* Problem to solve *
Which lines hold the word "MAIDENHEAD"? Copy each one.

--- Start Entries shown ---

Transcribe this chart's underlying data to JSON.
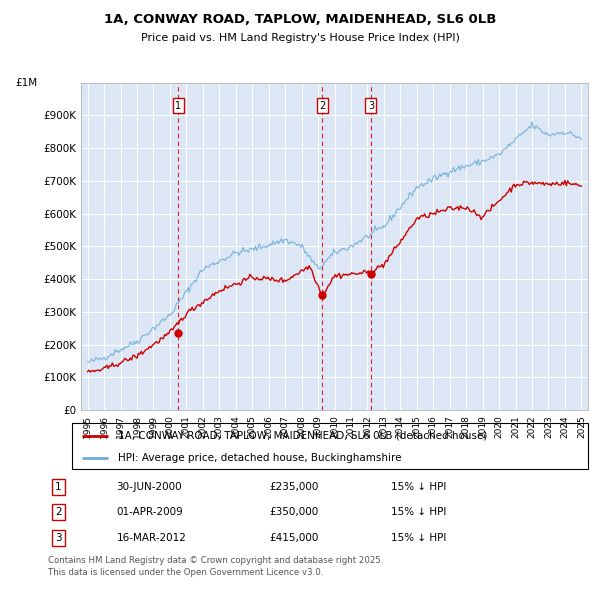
{
  "title": "1A, CONWAY ROAD, TAPLOW, MAIDENHEAD, SL6 0LB",
  "subtitle": "Price paid vs. HM Land Registry's House Price Index (HPI)",
  "background_color": "#dce6f5",
  "plot_bg_color": "#dce6f5",
  "ylim": [
    0,
    1000000
  ],
  "yticks": [
    0,
    100000,
    200000,
    300000,
    400000,
    500000,
    600000,
    700000,
    800000,
    900000
  ],
  "ytick_labels": [
    "£0",
    "£100K",
    "£200K",
    "£300K",
    "£400K",
    "£500K",
    "£600K",
    "£700K",
    "£800K",
    "£900K"
  ],
  "top_label": "£1M",
  "hpi_color": "#6baed6",
  "price_color": "#cc0000",
  "transaction_color": "#cc0000",
  "transactions": [
    {
      "label": "1",
      "date_num": 2000.5,
      "price": 235000
    },
    {
      "label": "2",
      "date_num": 2009.25,
      "price": 350000
    },
    {
      "label": "3",
      "date_num": 2012.21,
      "price": 415000
    }
  ],
  "transaction_details": [
    {
      "num": "1",
      "date": "30-JUN-2000",
      "price": "£235,000",
      "note": "15% ↓ HPI"
    },
    {
      "num": "2",
      "date": "01-APR-2009",
      "price": "£350,000",
      "note": "15% ↓ HPI"
    },
    {
      "num": "3",
      "date": "16-MAR-2012",
      "price": "£415,000",
      "note": "15% ↓ HPI"
    }
  ],
  "legend_entries": [
    "1A, CONWAY ROAD, TAPLOW, MAIDENHEAD, SL6 0LB (detached house)",
    "HPI: Average price, detached house, Buckinghamshire"
  ],
  "footer": "Contains HM Land Registry data © Crown copyright and database right 2025.\nThis data is licensed under the Open Government Licence v3.0.",
  "start_year": 1995,
  "end_year": 2025
}
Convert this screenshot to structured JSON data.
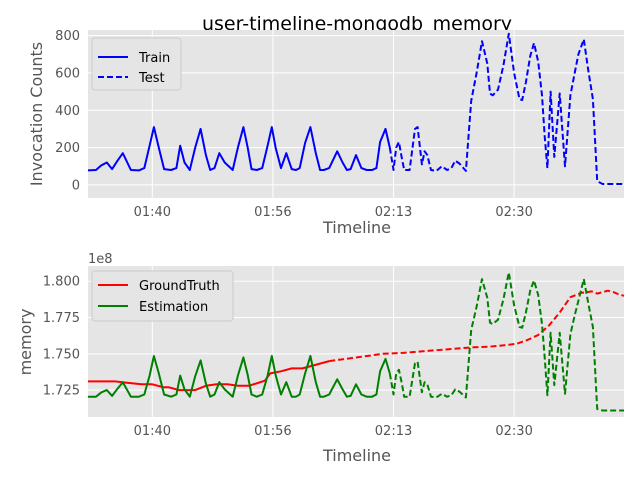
{
  "chart_data": [
    {
      "type": "line",
      "title": "user-timeline-mongodb_memory",
      "xlabel": "Timeline",
      "ylabel": "Invocation Counts",
      "xticks": [
        "01:40",
        "01:56",
        "02:13",
        "02:30"
      ],
      "yticks": [
        "0",
        "200",
        "400",
        "600",
        "800"
      ],
      "xlim": [
        0,
        100
      ],
      "ylim": [
        -70,
        830
      ],
      "grid": true,
      "legend": "top-left",
      "series": [
        {
          "name": "Train",
          "color": "#0000ff",
          "dash": "solid",
          "x": [
            0,
            1.5,
            2.5,
            3.5,
            4.5,
            5.5,
            6.5,
            8,
            9.5,
            10.5,
            11.5,
            12.3,
            13.2,
            14.2,
            15.5,
            16.5,
            17.2,
            18,
            19,
            20,
            21,
            22,
            22.8,
            23.6,
            24.5,
            25.5,
            27,
            28,
            29,
            29.8,
            30.5,
            31.5,
            32.5,
            33.5,
            34.3,
            35,
            36,
            37,
            38,
            38.8,
            39.5,
            40.5,
            41.5,
            42.5,
            43.3,
            44,
            45,
            46.5,
            47.5,
            48.3,
            49,
            50,
            51,
            52,
            53,
            53.8,
            54.5,
            55.5,
            56.3
          ],
          "y": [
            78,
            80,
            105,
            120,
            85,
            130,
            170,
            80,
            78,
            90,
            210,
            310,
            200,
            85,
            80,
            90,
            210,
            120,
            80,
            200,
            300,
            160,
            80,
            90,
            170,
            120,
            80,
            205,
            310,
            200,
            85,
            80,
            90,
            210,
            310,
            200,
            90,
            170,
            85,
            80,
            90,
            225,
            310,
            170,
            80,
            80,
            90,
            180,
            120,
            80,
            85,
            160,
            90,
            80,
            80,
            90,
            230,
            300,
            200
          ]
        },
        {
          "name": "Test",
          "color": "#0000ff",
          "dash": "dashed",
          "x": [
            56.3,
            57,
            57.5,
            58,
            58.5,
            59,
            60,
            61,
            61.5,
            62.3,
            62.8,
            63.3,
            64,
            65,
            66,
            67,
            67.8,
            68.5,
            69.3,
            70.5,
            71.5,
            72.5,
            73.5,
            74.5,
            75,
            75.5,
            76.5,
            77.5,
            78.5,
            79.5,
            80.5,
            81,
            81.7,
            82.5,
            83.2,
            84,
            84.7,
            85.2,
            85.7,
            86.3,
            87,
            88,
            89,
            90,
            90.8,
            91.5,
            92.5,
            93.3,
            94.2,
            95,
            96,
            97,
            98,
            99,
            100
          ],
          "y": [
            200,
            80,
            200,
            230,
            150,
            80,
            80,
            300,
            310,
            110,
            180,
            160,
            80,
            75,
            100,
            80,
            90,
            130,
            115,
            75,
            450,
            600,
            770,
            650,
            490,
            480,
            510,
            640,
            810,
            600,
            460,
            455,
            550,
            690,
            760,
            660,
            480,
            260,
            90,
            500,
            150,
            490,
            100,
            480,
            600,
            700,
            780,
            620,
            460,
            20,
            5,
            5,
            5,
            5,
            5
          ]
        }
      ]
    },
    {
      "type": "line",
      "title": "",
      "xlabel": "Timeline",
      "ylabel": "memory",
      "offset_label": "1e8",
      "xticks": [
        "01:40",
        "01:56",
        "02:13",
        "02:30"
      ],
      "yticks": [
        "1.725",
        "1.750",
        "1.775",
        "1.800"
      ],
      "xlim": [
        0,
        100
      ],
      "ylim": [
        1.7065,
        1.8105
      ],
      "grid": true,
      "legend": "top-left",
      "series": [
        {
          "name": "GroundTruth",
          "color": "#ff0000",
          "dash": "solid",
          "x": [
            0,
            5,
            10,
            12,
            14,
            15,
            17,
            20,
            22,
            24,
            25,
            26,
            28,
            30,
            33,
            34,
            36,
            38,
            40,
            42,
            45
          ],
          "y": [
            1.731,
            1.731,
            1.729,
            1.729,
            1.727,
            1.727,
            1.725,
            1.725,
            1.728,
            1.729,
            1.729,
            1.729,
            1.728,
            1.728,
            1.7315,
            1.7365,
            1.738,
            1.74,
            1.74,
            1.742,
            1.745
          ]
        },
        {
          "name": "",
          "color": "#ff0000",
          "dash": "dashed",
          "x": [
            45,
            50,
            55,
            58,
            60,
            65,
            70,
            72,
            75,
            78,
            80,
            82,
            84,
            86,
            88,
            90,
            92,
            94,
            95,
            96,
            97,
            98,
            99,
            100
          ],
          "y": [
            1.745,
            1.7475,
            1.75,
            1.7505,
            1.751,
            1.7525,
            1.754,
            1.7545,
            1.755,
            1.756,
            1.757,
            1.7595,
            1.763,
            1.7695,
            1.7785,
            1.789,
            1.792,
            1.793,
            1.7915,
            1.7925,
            1.7935,
            1.7925,
            1.791,
            1.79
          ]
        },
        {
          "name": "Estimation",
          "color": "#008000",
          "dash": "solid",
          "x": [
            0,
            1.5,
            2.5,
            3.5,
            4.5,
            5.5,
            6.5,
            8,
            9.5,
            10.5,
            11.5,
            12.3,
            13.2,
            14.2,
            15.5,
            16.5,
            17.2,
            18,
            19,
            20,
            21,
            22,
            22.8,
            23.6,
            24.5,
            25.5,
            27,
            28,
            29,
            29.8,
            30.5,
            31.5,
            32.5,
            33.5,
            34.3,
            35,
            36,
            37,
            38,
            38.8,
            39.5,
            40.5,
            41.5,
            42.5,
            43.3,
            44,
            45,
            46.5,
            47.5,
            48.3,
            49,
            50,
            51,
            52,
            53,
            53.8,
            54.5,
            55.5,
            56.3
          ],
          "y": [
            1.7205,
            1.7205,
            1.7235,
            1.725,
            1.721,
            1.726,
            1.7305,
            1.7205,
            1.7205,
            1.722,
            1.735,
            1.7485,
            1.7365,
            1.722,
            1.7205,
            1.722,
            1.735,
            1.7255,
            1.7205,
            1.7345,
            1.7455,
            1.7295,
            1.7205,
            1.722,
            1.7305,
            1.7255,
            1.7205,
            1.7355,
            1.7475,
            1.7355,
            1.722,
            1.7205,
            1.722,
            1.735,
            1.7485,
            1.7355,
            1.722,
            1.7305,
            1.7205,
            1.7205,
            1.722,
            1.7365,
            1.7485,
            1.7305,
            1.7205,
            1.7205,
            1.722,
            1.7325,
            1.7255,
            1.7205,
            1.721,
            1.729,
            1.722,
            1.7205,
            1.7205,
            1.722,
            1.738,
            1.7465,
            1.7365
          ]
        },
        {
          "name": "",
          "color": "#008000",
          "dash": "dashed",
          "x": [
            56.3,
            57,
            57.5,
            58,
            58.5,
            59,
            60,
            61,
            61.5,
            62.3,
            62.8,
            63.3,
            64,
            65,
            66,
            67,
            67.8,
            68.5,
            69.3,
            70.5,
            71.5,
            72.5,
            73.5,
            74.5,
            75,
            75.5,
            76.5,
            77.5,
            78.5,
            79.5,
            80.5,
            81,
            81.7,
            82.5,
            83.2,
            84,
            84.7,
            85.2,
            85.7,
            86.3,
            87,
            88,
            89,
            90,
            90.8,
            91.5,
            92.5,
            93.3,
            94.2,
            95,
            96,
            97,
            98,
            99,
            100
          ],
          "y": [
            1.7365,
            1.722,
            1.7365,
            1.739,
            1.7305,
            1.7205,
            1.7205,
            1.7435,
            1.7445,
            1.7235,
            1.7305,
            1.729,
            1.7205,
            1.72,
            1.7225,
            1.7205,
            1.7215,
            1.7255,
            1.724,
            1.72,
            1.7665,
            1.7825,
            1.8015,
            1.7885,
            1.7715,
            1.7705,
            1.7735,
            1.7875,
            1.806,
            1.7835,
            1.7685,
            1.768,
            1.7785,
            1.7935,
            1.8005,
            1.7905,
            1.7705,
            1.7475,
            1.7215,
            1.7645,
            1.7285,
            1.7645,
            1.7225,
            1.7635,
            1.7765,
            1.7865,
            1.8015,
            1.7855,
            1.7685,
            1.712,
            1.711,
            1.711,
            1.711,
            1.711,
            1.711
          ]
        }
      ]
    }
  ]
}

--- End Entries shown ---

* Solution for this exercise *
  "title": "1A, CONWAY ROAD, TAPLOW, MAIDENHEAD, SL6 0LB",
    "1A, CONWAY ROAD, TAPLOW, MAIDENHEAD, SL6 0LB (detached house)",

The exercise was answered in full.